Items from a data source
<<<<

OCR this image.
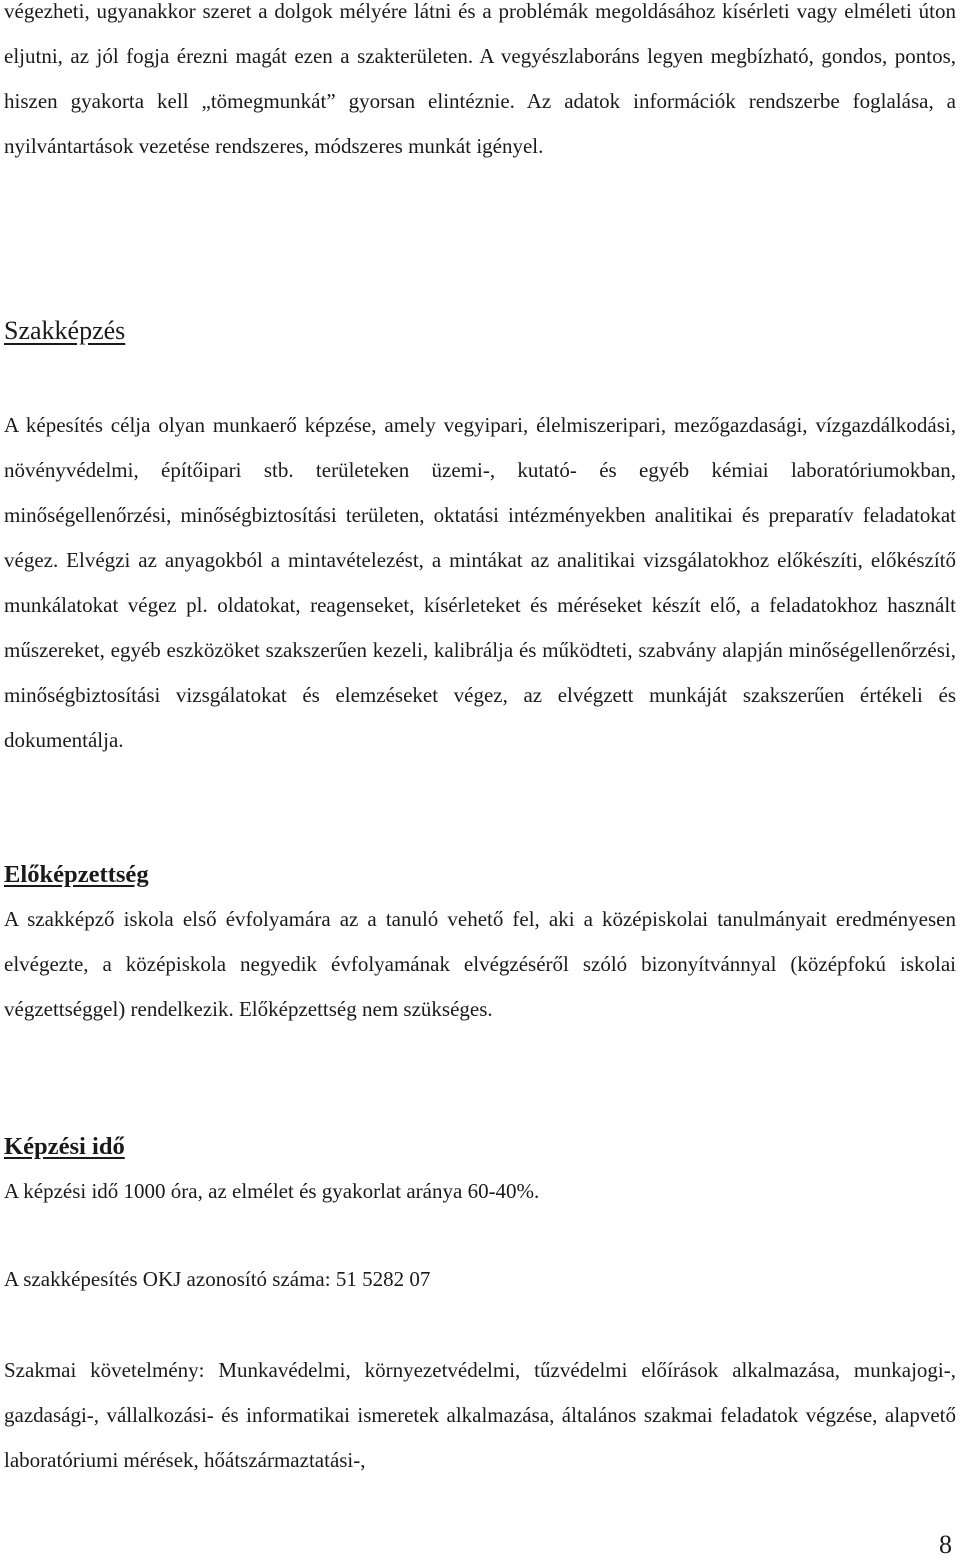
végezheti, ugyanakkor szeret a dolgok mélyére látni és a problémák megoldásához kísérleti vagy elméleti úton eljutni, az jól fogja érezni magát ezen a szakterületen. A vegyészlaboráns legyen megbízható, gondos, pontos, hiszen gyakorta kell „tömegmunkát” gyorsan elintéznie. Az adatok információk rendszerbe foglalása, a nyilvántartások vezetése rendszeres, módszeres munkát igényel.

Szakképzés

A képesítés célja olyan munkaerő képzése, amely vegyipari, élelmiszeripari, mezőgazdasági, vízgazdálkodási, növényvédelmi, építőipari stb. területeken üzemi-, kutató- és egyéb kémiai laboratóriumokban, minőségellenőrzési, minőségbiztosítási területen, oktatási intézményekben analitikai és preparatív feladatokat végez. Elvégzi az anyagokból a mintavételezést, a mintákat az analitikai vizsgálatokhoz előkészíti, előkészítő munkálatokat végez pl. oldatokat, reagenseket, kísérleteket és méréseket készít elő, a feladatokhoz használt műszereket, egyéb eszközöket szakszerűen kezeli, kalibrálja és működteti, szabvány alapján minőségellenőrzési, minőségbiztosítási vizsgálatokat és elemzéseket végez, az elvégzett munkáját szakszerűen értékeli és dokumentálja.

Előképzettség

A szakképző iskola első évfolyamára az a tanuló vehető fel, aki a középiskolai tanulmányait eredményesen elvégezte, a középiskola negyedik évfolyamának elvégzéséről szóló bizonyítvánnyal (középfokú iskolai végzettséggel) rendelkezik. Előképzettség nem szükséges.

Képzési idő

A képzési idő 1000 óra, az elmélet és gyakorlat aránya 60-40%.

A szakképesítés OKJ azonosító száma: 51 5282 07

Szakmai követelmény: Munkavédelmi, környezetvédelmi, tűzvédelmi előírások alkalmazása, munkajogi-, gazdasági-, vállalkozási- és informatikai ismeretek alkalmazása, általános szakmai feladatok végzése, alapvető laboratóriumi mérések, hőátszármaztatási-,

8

>>>>

EXERCISE DIRECTIONS ::
Among the lines of the listing, how many hold the string "Előképzettség"? Respond with only the number.

THE ANSWER ::
2